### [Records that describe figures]
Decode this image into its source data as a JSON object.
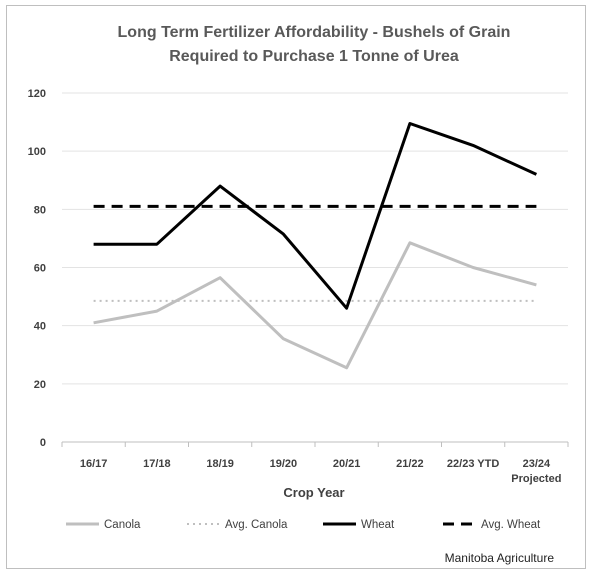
{
  "chart_data": {
    "type": "line",
    "title_lines": [
      "Long Term Fertilizer Affordability - Bushels of Grain",
      "Required to Purchase 1 Tonne of Urea"
    ],
    "xlabel": "Crop Year",
    "ylabel": "",
    "categories": [
      "16/17",
      "17/18",
      "18/19",
      "19/20",
      "20/21",
      "21/22",
      "22/23 YTD",
      "23/24 Projected"
    ],
    "category_label_lines": [
      [
        "16/17"
      ],
      [
        "17/18"
      ],
      [
        "18/19"
      ],
      [
        "19/20"
      ],
      [
        "20/21"
      ],
      [
        "21/22"
      ],
      [
        "22/23 YTD"
      ],
      [
        "23/24",
        "Projected"
      ]
    ],
    "ylim": [
      0,
      120
    ],
    "yticks": [
      0,
      20,
      40,
      60,
      80,
      100,
      120
    ],
    "grid": true,
    "legend_position": "bottom",
    "series": [
      {
        "name": "Canola",
        "style": "solid",
        "color": "#bfbfbf",
        "values": [
          41,
          45,
          56.5,
          35.5,
          25.5,
          68.5,
          60,
          54
        ]
      },
      {
        "name": "Avg. Canola",
        "style": "dotted",
        "color": "#bfbfbf",
        "values": [
          48.5,
          48.5,
          48.5,
          48.5,
          48.5,
          48.5,
          48.5,
          48.5
        ]
      },
      {
        "name": "Wheat",
        "style": "solid",
        "color": "#000000",
        "values": [
          68,
          68,
          88,
          71.5,
          46,
          109.5,
          102,
          92
        ]
      },
      {
        "name": "Avg. Wheat",
        "style": "dashed",
        "color": "#000000",
        "values": [
          81,
          81,
          81,
          81,
          81,
          81,
          81,
          81
        ]
      }
    ]
  },
  "source_note": "Manitoba Agriculture"
}
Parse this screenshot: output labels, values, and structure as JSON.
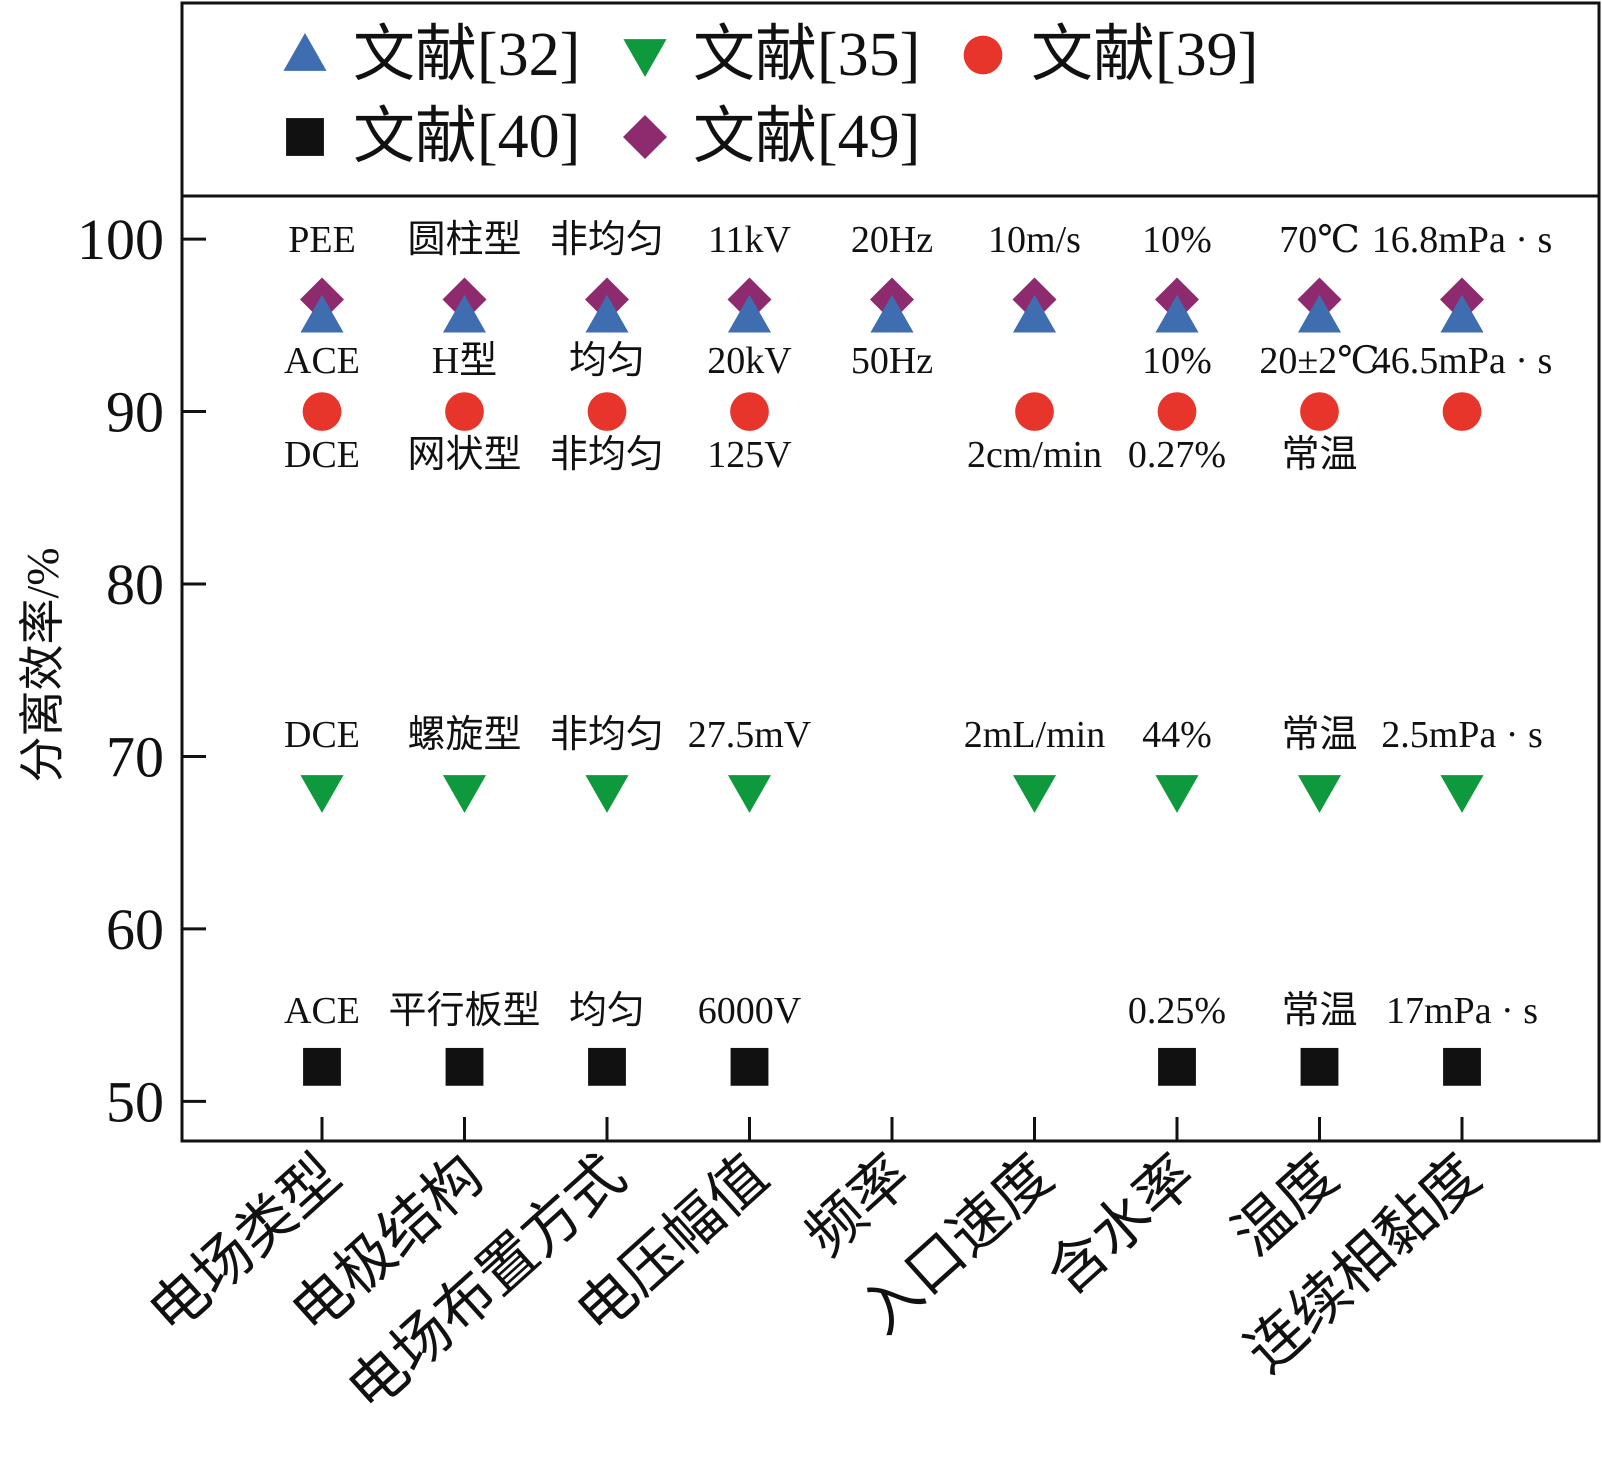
{
  "chart_data": {
    "type": "scatter",
    "title": "",
    "xlabel": "",
    "ylabel": "分离效率/%",
    "ylim": [
      47.7,
      102.5
    ],
    "yticks": [
      50,
      60,
      70,
      80,
      90,
      100
    ],
    "grid": false,
    "legend_position": "top",
    "categories": [
      "电场类型",
      "电极结构",
      "电场布置方式",
      "电压幅值",
      "频率",
      "入口速度",
      "含水率",
      "温度",
      "连续相黏度"
    ],
    "series": [
      {
        "name": "文献[32]",
        "marker": "triangle-up",
        "color": "#3f6eb0",
        "values": [
          95.5,
          95.5,
          95.5,
          95.5,
          95.5,
          95.5,
          95.5,
          95.5,
          95.5
        ],
        "labels": [
          "ACE",
          "H型",
          "均匀",
          "20kV",
          "50Hz",
          "",
          "10%",
          "20±2℃",
          "46.5mPa · s"
        ]
      },
      {
        "name": "文献[35]",
        "marker": "triangle-down",
        "color": "#0e9a3c",
        "values": [
          68,
          68,
          68,
          68,
          null,
          68,
          68,
          68,
          68
        ],
        "labels": [
          "DCE",
          "螺旋型",
          "非均匀",
          "27.5mV",
          "",
          "2mL/min",
          "44%",
          "常温",
          "2.5mPa · s"
        ]
      },
      {
        "name": "文献[39]",
        "marker": "circle",
        "color": "#e8352b",
        "values": [
          90,
          90,
          90,
          90,
          null,
          90,
          90,
          90,
          90
        ],
        "labels": [
          "DCE",
          "网状型",
          "非均匀",
          "125V",
          "",
          "2cm/min",
          "0.27%",
          "常温",
          ""
        ]
      },
      {
        "name": "文献[40]",
        "marker": "square",
        "color": "#111111",
        "values": [
          52,
          52,
          52,
          52,
          null,
          null,
          52,
          52,
          52
        ],
        "labels": [
          "ACE",
          "平行板型",
          "均匀",
          "6000V",
          "",
          "",
          "0.25%",
          "常温",
          "17mPa · s"
        ]
      },
      {
        "name": "文献[49]",
        "marker": "diamond",
        "color": "#8e2a6e",
        "values": [
          96.5,
          96.5,
          96.5,
          96.5,
          96.5,
          96.5,
          96.5,
          96.5,
          96.5
        ],
        "labels": [
          "PEE",
          "圆柱型",
          "非均匀",
          "11kV",
          "20Hz",
          "10m/s",
          "10%",
          "70℃",
          "16.8mPa · s"
        ]
      }
    ]
  }
}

### [WHAT THE TASK REQUIRES]
Using the records given above, list every line that includes the word "style".

### [FULL RESPONSE]
        "style": "solid",
        "style": "dotted",
        "style": "solid",
        "style": "dashed",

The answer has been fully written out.